● Set task: Copy each line in the data that includes the word "Ostravě".

● Material to process:
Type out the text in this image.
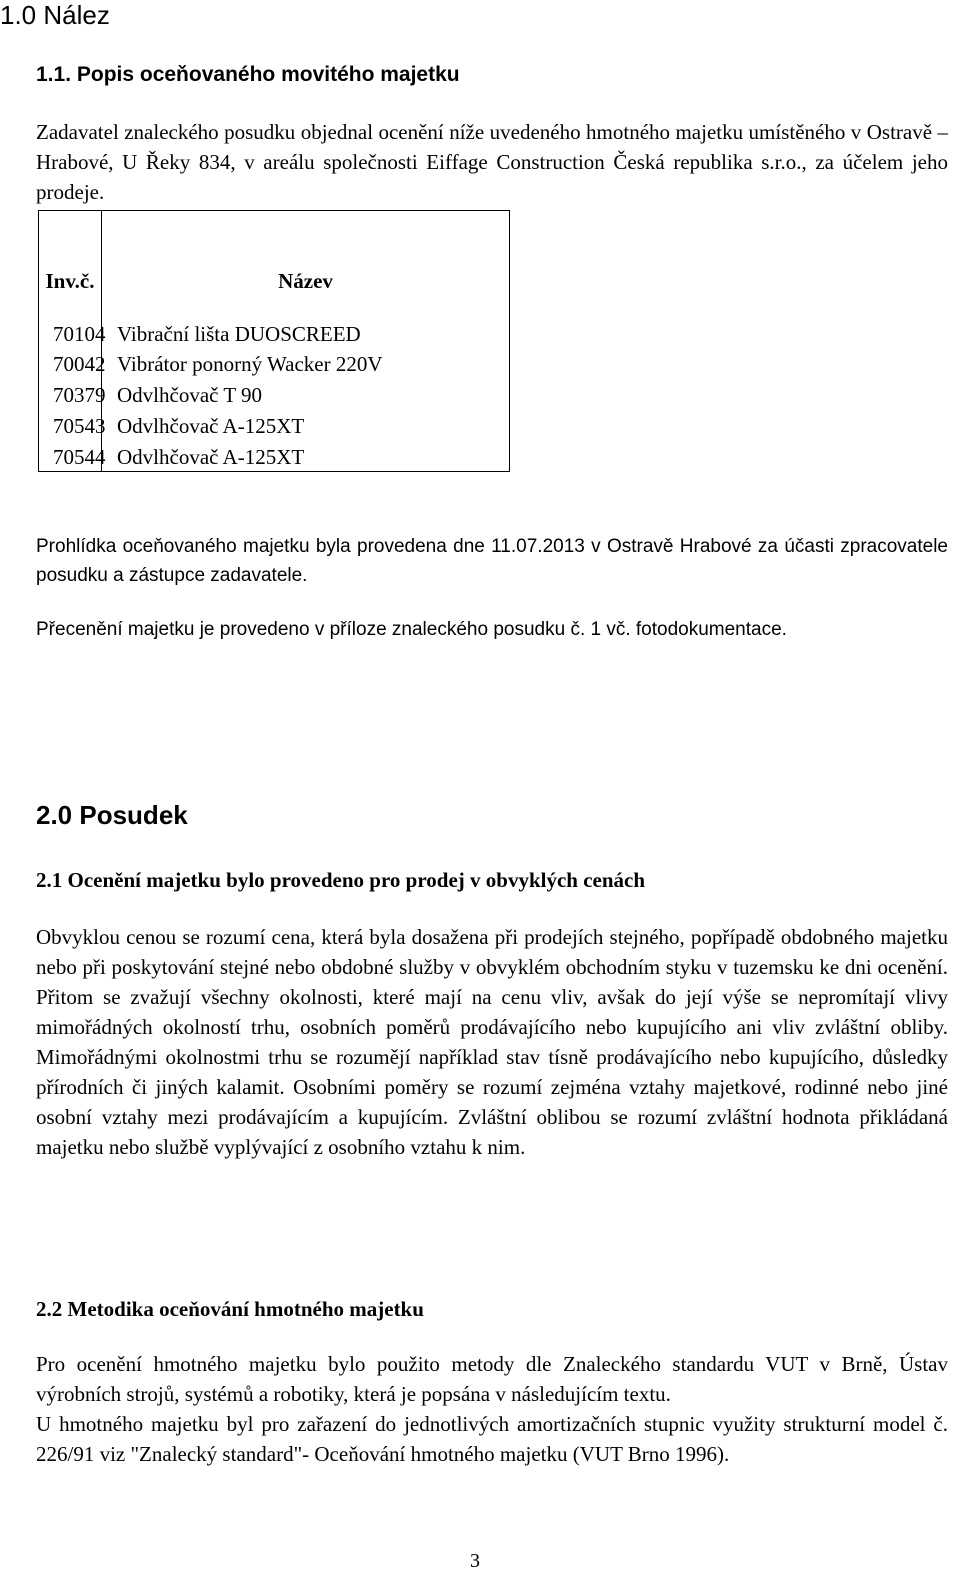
1.0 Nález
1.1. Popis oceňovaného movitého majetku

Zadavatel znaleckého posudku objednal ocenění níže uvedeného hmotného majetku umístěného v Ostravě – Hrabové, U Řeky 834, v areálu společnosti Eiffage Construction Česká republika s.r.o., za účelem jeho prodeje.

Inv.č.	Název
70104 Vibrační lišta DUOSCREED
70042 Vibrátor ponorný Wacker 220V
70379 Odvlhčovač T 90
70543 Odvlhčovač A-125XT
70544 Odvlhčovač A-125XT

Prohlídka oceňovaného majetku byla provedena dne 11.07.2013 v Ostravě Hrabové za účasti zpracovatele posudku a zástupce zadavatele.

Přecenění majetku je provedeno v příloze znaleckého posudku č. 1 vč. fotodokumentace.

2.0 Posudek
2.1 Ocenění majetku bylo provedeno pro prodej v obvyklých cenách

Obvyklou cenou se rozumí cena, která byla dosažena při prodejích stejného, popřípadě obdobného majetku nebo při poskytování stejné nebo obdobné služby v obvyklém obchodním styku v tuzemsku ke dni ocenění. Přitom se zvažují všechny okolnosti, které mají na cenu vliv, avšak do její výše se nepromítají vlivy mimořádných okolností trhu, osobních poměrů prodávajícího nebo kupujícího ani vliv zvláštní obliby. Mimořádnými okolnostmi trhu se rozumějí například stav tísně prodávajícího nebo kupujícího, důsledky přírodních či jiných kalamit. Osobními poměry se rozumí zejména vztahy majetkové, rodinné nebo jiné osobní vztahy mezi prodávajícím a kupujícím. Zvláštní oblibou se rozumí zvláštní hodnota přikládaná majetku nebo službě vyplývající z osobního vztahu k nim.

2.2 Metodika oceňování hmotného majetku

Pro ocenění hmotného majetku bylo použito metody dle Znaleckého standardu VUT v Brně, Ústav výrobních strojů, systémů a robotiky, která je popsána v následujícím textu.

U hmotného majetku byl pro zařazení do jednotlivých amortizačních stupnic využity strukturní model č. 226/91 viz "Znalecký standard"- Oceňování hmotného majetku (VUT Brno 1996).

3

● Written response:
Zadavatel znaleckého posudku objednal ocenění níže uvedeného hmotného majetku umístěného v Ostravě – Hrabové, U Řeky 834, v areálu společnosti Eiffage Construction Česká republika s.r.o., za účelem jeho prodeje.
Prohlídka oceňovaného majetku byla provedena dne 11.07.2013 v Ostravě Hrabové za účasti zpracovatele posudku a zástupce zadavatele.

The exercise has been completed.